# STATED GOAL:
Copy out every line of the data exactly.

───── LISTED ENTRIES ─────

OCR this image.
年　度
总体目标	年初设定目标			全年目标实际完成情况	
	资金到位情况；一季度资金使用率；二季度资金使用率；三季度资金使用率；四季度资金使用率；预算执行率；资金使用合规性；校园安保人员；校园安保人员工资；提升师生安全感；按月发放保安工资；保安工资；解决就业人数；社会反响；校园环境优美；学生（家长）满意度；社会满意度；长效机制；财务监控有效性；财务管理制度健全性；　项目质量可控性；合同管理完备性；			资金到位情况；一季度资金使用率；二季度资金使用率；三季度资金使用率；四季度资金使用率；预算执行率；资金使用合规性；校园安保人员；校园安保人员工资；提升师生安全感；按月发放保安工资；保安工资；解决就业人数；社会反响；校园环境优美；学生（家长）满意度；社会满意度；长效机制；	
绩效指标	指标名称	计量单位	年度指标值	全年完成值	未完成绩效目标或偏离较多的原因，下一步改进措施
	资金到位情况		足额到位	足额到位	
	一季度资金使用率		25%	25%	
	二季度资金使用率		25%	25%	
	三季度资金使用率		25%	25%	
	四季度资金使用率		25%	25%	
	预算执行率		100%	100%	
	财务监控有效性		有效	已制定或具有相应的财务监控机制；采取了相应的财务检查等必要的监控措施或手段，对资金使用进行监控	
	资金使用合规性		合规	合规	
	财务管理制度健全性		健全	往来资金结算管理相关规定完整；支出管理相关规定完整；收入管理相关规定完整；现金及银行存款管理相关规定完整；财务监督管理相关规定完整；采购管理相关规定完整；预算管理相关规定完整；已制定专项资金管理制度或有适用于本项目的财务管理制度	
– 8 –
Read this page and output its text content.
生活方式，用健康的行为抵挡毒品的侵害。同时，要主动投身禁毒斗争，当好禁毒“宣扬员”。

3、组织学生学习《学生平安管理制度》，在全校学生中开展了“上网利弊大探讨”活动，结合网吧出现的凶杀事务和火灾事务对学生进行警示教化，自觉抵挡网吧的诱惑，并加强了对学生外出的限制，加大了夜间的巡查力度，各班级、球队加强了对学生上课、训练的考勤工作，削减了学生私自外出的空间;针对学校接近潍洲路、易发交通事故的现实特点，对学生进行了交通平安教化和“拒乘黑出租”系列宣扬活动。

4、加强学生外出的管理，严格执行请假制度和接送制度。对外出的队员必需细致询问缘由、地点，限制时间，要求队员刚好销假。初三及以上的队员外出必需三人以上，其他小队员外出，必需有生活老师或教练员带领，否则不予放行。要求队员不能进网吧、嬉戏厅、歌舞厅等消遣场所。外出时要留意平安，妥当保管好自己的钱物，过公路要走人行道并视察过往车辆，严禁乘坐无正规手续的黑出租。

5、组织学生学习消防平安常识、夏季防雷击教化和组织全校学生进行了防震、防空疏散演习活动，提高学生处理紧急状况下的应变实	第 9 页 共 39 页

─────

# COMPLETED EXERCISE:
OCR this image.
年　度
总体目标	年初设定目标			全年目标实际完成情况	
	资金到位情况；一季度资金使用率；二季度资金使用率；三季度资金使用率；四季度资金使用率；预算执行率；资金使用合规性；校园安保人员；校园安保人员工资；提升师生安全感；按月发放保安工资；保安工资；解决就业人数；社会反响；校园环境优美；学生（家长）满意度；社会满意度；长效机制；财务监控有效性；财务管理制度健全性；　项目质量可控性；合同管理完备性；			资金到位情况；一季度资金使用率；二季度资金使用率；三季度资金使用率；四季度资金使用率；预算执行率；资金使用合规性；校园安保人员；校园安保人员工资；提升师生安全感；按月发放保安工资；保安工资；解决就业人数；社会反响；校园环境优美；学生（家长）满意度；社会满意度；长效机制；	
绩效指标	指标名称	计量单位	年度指标值	全年完成值	未完成绩效目标或偏离较多的原因，下一步改进措施
	资金到位情况		足额到位	足额到位	
	一季度资金使用率		25%	25%	
	二季度资金使用率		25%	25%	
	三季度资金使用率		25%	25%	
	四季度资金使用率		25%	25%	
	预算执行率		100%	100%	
	财务监控有效性		有效	已制定或具有相应的财务监控机制；采取了相应的财务检查等必要的监控措施或手段，对资金使用进行监控	
	资金使用合规性		合规	合规	
	财务管理制度健全性		健全	往来资金结算管理相关规定完整；支出管理相关规定完整；收入管理相关规定完整；现金及银行存款管理相关规定完整；财务监督管理相关规定完整；采购管理相关规定完整；预算管理相关规定完整；已制定专项资金管理制度或有适用于本项目的财务管理制度	
– 8 –
Read this page and output its text content.
生活方式，用健康的行为抵挡毒品的侵害。同时，要主动投身禁毒斗争，当好禁毒“宣扬员”。

3、组织学生学习《学生平安管理制度》，在全校学生中开展了“上网利弊大探讨”活动，结合网吧出现的凶杀事务和火灾事务对学生进行警示教化，自觉抵挡网吧的诱惑，并加强了对学生外出的限制，加大了夜间的巡查力度，各班级、球队加强了对学生上课、训练的考勤工作，削减了学生私自外出的空间;针对学校接近潍洲路、易发交通事故的现实特点，对学生进行了交通平安教化和“拒乘黑出租”系列宣扬活动。

4、加强学生外出的管理，严格执行请假制度和接送制度。对外出的队员必需细致询问缘由、地点，限制时间，要求队员刚好销假。初三及以上的队员外出必需三人以上，其他小队员外出，必需有生活老师或教练员带领，否则不予放行。要求队员不能进网吧、嬉戏厅、歌舞厅等消遣场所。外出时要留意平安，妥当保管好自己的钱物，过公路要走人行道并视察过往车辆，严禁乘坐无正规手续的黑出租。

5、组织学生学习消防平安常识、夏季防雷击教化和组织全校学生进行了防震、防空疏散演习活动，提高学生处理紧急状况下的应变实	第 9 页 共 39 页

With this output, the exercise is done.